• **What to do**
Reproduce each line of the material precisely.
— Begin —
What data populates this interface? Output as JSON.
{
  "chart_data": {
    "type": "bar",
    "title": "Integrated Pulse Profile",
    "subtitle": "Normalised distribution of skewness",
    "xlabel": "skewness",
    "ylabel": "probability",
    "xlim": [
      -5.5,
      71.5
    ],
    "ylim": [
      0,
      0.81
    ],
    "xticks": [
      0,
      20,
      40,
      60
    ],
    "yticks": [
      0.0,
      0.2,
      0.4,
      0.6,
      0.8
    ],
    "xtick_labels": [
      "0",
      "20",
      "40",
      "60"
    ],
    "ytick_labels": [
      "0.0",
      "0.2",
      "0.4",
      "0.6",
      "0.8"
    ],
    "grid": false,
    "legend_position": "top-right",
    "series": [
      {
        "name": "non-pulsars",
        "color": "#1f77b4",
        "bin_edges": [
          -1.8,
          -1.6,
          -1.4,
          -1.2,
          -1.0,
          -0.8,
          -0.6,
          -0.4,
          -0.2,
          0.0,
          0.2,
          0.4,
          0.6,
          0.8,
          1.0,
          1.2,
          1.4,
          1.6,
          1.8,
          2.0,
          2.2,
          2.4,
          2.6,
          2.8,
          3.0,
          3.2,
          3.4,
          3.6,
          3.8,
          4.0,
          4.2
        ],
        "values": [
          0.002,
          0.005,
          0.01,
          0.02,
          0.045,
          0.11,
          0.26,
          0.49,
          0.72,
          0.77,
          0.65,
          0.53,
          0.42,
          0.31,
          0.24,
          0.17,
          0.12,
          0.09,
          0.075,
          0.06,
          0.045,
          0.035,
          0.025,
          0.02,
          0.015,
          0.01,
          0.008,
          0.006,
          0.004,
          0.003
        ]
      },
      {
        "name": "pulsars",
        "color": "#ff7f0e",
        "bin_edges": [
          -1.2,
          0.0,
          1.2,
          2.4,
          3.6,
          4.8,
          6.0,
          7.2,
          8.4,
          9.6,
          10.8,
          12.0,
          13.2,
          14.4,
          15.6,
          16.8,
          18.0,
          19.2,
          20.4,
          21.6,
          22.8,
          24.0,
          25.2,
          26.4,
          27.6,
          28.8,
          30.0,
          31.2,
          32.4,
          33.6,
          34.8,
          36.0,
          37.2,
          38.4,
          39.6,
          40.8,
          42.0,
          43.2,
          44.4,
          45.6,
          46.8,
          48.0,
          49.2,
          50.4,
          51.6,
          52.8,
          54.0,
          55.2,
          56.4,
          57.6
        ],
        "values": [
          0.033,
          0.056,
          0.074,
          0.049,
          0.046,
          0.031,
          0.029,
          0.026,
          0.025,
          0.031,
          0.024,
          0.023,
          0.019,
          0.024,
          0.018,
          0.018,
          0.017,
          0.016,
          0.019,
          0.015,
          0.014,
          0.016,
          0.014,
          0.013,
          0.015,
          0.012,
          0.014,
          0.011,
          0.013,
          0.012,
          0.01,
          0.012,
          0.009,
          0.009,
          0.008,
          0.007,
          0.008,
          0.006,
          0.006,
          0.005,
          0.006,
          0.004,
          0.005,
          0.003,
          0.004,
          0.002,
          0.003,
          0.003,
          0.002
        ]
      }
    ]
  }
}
— End —
• **Final result**
What data populates this interface? Output as JSON.
{
  "chart_data": {
    "type": "bar",
    "title": "Integrated Pulse Profile",
    "subtitle": "Normalised distribution of skewness",
    "xlabel": "skewness",
    "ylabel": "probability",
    "xlim": [
      -5.5,
      71.5
    ],
    "ylim": [
      0,
      0.81
    ],
    "xticks": [
      0,
      20,
      40,
      60
    ],
    "yticks": [
      0.0,
      0.2,
      0.4,
      0.6,
      0.8
    ],
    "xtick_labels": [
      "0",
      "20",
      "40",
      "60"
    ],
    "ytick_labels": [
      "0.0",
      "0.2",
      "0.4",
      "0.6",
      "0.8"
    ],
    "grid": false,
    "legend_position": "top-right",
    "series": [
      {
        "name": "non-pulsars",
        "color": "#1f77b4",
        "bin_edges": [
          -1.8,
          -1.6,
          -1.4,
          -1.2,
          -1.0,
          -0.8,
          -0.6,
          -0.4,
          -0.2,
          0.0,
          0.2,
          0.4,
          0.6,
          0.8,
          1.0,
          1.2,
          1.4,
          1.6,
          1.8,
          2.0,
          2.2,
          2.4,
          2.6,
          2.8,
          3.0,
          3.2,
          3.4,
          3.6,
          3.8,
          4.0,
          4.2
        ],
        "values": [
          0.002,
          0.005,
          0.01,
          0.02,
          0.045,
          0.11,
          0.26,
          0.49,
          0.72,
          0.77,
          0.65,
          0.53,
          0.42,
          0.31,
          0.24,
          0.17,
          0.12,
          0.09,
          0.075,
          0.06,
          0.045,
          0.035,
          0.025,
          0.02,
          0.015,
          0.01,
          0.008,
          0.006,
          0.004,
          0.003
        ]
      },
      {
        "name": "pulsars",
        "color": "#ff7f0e",
        "bin_edges": [
          -1.2,
          0.0,
          1.2,
          2.4,
          3.6,
          4.8,
          6.0,
          7.2,
          8.4,
          9.6,
          10.8,
          12.0,
          13.2,
          14.4,
          15.6,
          16.8,
          18.0,
          19.2,
          20.4,
          21.6,
          22.8,
          24.0,
          25.2,
          26.4,
          27.6,
          28.8,
          30.0,
          31.2,
          32.4,
          33.6,
          34.8,
          36.0,
          37.2,
          38.4,
          39.6,
          40.8,
          42.0,
          43.2,
          44.4,
          45.6,
          46.8,
          48.0,
          49.2,
          50.4,
          51.6,
          52.8,
          54.0,
          55.2,
          56.4,
          57.6
        ],
        "values": [
          0.033,
          0.056,
          0.074,
          0.049,
          0.046,
          0.031,
          0.029,
          0.026,
          0.025,
          0.031,
          0.024,
          0.023,
          0.019,
          0.024,
          0.018,
          0.018,
          0.017,
          0.016,
          0.019,
          0.015,
          0.014,
          0.016,
          0.014,
          0.013,
          0.015,
          0.012,
          0.014,
          0.011,
          0.013,
          0.012,
          0.01,
          0.012,
          0.009,
          0.009,
          0.008,
          0.007,
          0.008,
          0.006,
          0.006,
          0.005,
          0.006,
          0.004,
          0.005,
          0.003,
          0.004,
          0.002,
          0.003,
          0.003,
          0.002
        ]
      }
    ]
  }
}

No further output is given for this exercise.